» **WHAT IS NEEDED**: Select all lines with the string "this" in them, and copy those lines.
>>
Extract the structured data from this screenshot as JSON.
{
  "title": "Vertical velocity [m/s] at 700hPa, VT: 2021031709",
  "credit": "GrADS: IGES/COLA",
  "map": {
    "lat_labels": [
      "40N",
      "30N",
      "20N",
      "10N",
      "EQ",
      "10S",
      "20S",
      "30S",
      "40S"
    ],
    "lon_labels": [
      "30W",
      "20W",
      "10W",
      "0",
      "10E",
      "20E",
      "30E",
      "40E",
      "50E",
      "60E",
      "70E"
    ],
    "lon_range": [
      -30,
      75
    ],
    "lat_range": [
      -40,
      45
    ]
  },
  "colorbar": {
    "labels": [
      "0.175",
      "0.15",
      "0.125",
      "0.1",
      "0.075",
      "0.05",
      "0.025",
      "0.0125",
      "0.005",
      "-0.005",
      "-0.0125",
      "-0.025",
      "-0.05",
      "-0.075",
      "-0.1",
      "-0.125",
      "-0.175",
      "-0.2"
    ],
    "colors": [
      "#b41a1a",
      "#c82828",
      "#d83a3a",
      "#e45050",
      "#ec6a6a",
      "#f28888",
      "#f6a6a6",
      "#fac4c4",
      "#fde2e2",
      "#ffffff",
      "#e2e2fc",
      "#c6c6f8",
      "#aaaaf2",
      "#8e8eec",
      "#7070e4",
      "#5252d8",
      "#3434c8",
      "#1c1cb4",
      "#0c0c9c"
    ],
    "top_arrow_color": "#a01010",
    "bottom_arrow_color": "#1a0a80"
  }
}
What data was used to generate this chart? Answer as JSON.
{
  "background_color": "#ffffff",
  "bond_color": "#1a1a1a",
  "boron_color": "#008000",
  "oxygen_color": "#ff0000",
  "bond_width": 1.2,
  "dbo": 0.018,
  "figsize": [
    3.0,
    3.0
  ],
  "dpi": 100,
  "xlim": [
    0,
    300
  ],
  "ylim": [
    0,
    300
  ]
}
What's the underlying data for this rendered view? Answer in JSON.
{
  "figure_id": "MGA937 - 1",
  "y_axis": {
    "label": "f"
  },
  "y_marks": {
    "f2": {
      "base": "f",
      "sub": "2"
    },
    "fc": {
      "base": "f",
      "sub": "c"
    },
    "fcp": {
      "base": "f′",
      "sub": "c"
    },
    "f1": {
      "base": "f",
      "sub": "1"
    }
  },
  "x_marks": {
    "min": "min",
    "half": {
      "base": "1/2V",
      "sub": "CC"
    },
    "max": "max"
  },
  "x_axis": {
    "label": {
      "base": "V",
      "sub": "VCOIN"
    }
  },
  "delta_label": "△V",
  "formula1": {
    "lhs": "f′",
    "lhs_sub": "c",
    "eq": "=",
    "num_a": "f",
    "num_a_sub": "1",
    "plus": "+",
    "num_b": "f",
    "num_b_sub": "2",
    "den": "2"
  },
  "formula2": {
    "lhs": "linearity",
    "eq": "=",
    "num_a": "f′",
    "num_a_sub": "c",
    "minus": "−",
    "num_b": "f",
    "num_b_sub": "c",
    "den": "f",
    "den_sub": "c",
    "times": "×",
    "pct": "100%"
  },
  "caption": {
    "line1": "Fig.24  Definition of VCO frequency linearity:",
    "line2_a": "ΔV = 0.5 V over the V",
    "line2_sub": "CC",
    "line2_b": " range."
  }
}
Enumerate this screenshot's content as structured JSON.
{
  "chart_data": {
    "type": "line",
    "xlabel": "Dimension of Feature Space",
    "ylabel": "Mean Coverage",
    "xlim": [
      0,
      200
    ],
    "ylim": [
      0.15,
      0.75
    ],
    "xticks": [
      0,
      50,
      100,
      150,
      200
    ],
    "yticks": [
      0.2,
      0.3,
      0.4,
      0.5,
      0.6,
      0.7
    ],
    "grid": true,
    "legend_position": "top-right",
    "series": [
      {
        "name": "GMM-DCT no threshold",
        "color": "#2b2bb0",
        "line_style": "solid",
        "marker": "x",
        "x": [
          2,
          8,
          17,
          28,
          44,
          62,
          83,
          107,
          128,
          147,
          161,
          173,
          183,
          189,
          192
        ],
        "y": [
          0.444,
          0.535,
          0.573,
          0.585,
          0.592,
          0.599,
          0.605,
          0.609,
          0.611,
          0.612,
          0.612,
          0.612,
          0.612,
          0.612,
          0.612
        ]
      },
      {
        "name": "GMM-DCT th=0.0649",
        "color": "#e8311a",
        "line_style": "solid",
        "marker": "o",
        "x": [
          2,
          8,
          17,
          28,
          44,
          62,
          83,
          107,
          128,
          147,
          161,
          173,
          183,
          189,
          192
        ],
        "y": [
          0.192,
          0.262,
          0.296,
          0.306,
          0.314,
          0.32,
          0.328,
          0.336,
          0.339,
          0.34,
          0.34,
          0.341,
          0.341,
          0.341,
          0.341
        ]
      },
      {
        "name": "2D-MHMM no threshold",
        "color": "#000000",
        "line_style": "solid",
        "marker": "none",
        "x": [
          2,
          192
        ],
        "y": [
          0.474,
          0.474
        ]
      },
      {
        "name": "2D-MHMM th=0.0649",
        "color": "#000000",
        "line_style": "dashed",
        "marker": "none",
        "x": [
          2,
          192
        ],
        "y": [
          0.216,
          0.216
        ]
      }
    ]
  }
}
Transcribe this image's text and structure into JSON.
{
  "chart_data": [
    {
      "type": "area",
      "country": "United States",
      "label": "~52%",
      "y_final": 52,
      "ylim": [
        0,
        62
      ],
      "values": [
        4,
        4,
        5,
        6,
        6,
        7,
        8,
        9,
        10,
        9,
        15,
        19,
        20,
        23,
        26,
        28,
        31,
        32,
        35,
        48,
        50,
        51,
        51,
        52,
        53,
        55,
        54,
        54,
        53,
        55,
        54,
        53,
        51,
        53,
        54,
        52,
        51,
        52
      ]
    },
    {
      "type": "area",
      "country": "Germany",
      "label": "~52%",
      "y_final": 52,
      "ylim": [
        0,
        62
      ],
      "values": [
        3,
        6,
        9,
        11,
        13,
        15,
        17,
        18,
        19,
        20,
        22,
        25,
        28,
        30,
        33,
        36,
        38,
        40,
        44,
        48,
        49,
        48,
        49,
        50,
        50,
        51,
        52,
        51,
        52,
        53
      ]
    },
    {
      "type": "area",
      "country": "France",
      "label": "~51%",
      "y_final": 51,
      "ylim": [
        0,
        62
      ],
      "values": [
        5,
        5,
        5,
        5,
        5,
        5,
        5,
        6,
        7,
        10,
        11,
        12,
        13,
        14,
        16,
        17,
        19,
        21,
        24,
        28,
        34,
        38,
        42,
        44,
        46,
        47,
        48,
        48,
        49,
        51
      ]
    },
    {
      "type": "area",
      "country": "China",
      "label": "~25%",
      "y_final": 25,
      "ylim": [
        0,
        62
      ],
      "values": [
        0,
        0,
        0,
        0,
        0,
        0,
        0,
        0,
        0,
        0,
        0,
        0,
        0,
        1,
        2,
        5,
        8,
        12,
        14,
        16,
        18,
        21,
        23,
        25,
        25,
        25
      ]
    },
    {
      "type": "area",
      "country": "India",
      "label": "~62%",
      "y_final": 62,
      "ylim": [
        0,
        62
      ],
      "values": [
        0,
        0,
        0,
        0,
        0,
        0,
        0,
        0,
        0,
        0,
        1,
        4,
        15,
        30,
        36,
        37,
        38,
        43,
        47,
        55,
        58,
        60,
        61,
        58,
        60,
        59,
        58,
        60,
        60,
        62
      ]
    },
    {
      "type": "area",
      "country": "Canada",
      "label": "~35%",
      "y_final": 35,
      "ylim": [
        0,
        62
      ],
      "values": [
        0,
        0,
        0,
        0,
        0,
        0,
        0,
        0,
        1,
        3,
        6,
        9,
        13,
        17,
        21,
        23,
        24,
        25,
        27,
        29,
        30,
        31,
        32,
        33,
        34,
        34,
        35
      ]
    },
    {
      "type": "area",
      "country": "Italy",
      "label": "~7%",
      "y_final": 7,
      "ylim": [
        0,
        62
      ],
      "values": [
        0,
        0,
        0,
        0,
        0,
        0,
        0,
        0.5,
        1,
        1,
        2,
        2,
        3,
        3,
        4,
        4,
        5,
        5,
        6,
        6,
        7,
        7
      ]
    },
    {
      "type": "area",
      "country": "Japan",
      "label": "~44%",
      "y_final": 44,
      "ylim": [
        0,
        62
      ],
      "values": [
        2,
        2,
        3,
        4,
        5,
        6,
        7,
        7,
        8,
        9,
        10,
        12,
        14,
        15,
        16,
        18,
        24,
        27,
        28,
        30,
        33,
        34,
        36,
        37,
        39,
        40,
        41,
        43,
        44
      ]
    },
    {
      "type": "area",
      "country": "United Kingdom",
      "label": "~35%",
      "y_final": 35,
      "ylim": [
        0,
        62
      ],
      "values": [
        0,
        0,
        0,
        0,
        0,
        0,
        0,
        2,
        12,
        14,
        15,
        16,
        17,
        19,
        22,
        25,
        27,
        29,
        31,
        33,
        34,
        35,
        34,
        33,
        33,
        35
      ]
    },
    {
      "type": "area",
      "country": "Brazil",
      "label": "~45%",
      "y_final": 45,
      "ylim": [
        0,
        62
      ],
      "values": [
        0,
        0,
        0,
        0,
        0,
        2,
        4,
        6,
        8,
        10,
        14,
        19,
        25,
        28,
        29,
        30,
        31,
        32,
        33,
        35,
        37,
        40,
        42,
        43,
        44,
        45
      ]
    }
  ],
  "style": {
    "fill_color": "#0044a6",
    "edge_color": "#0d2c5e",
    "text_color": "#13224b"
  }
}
<<
» **EXPECTED OUTPUT**:
Extract the structured data from this screenshot as JSON.
What data was used to generate this chart? Answer as JSON.
What's the underlying data for this rendered view? Answer in JSON.
Enumerate this screenshot's content as structured JSON.
Transcribe this image's text and structure into JSON.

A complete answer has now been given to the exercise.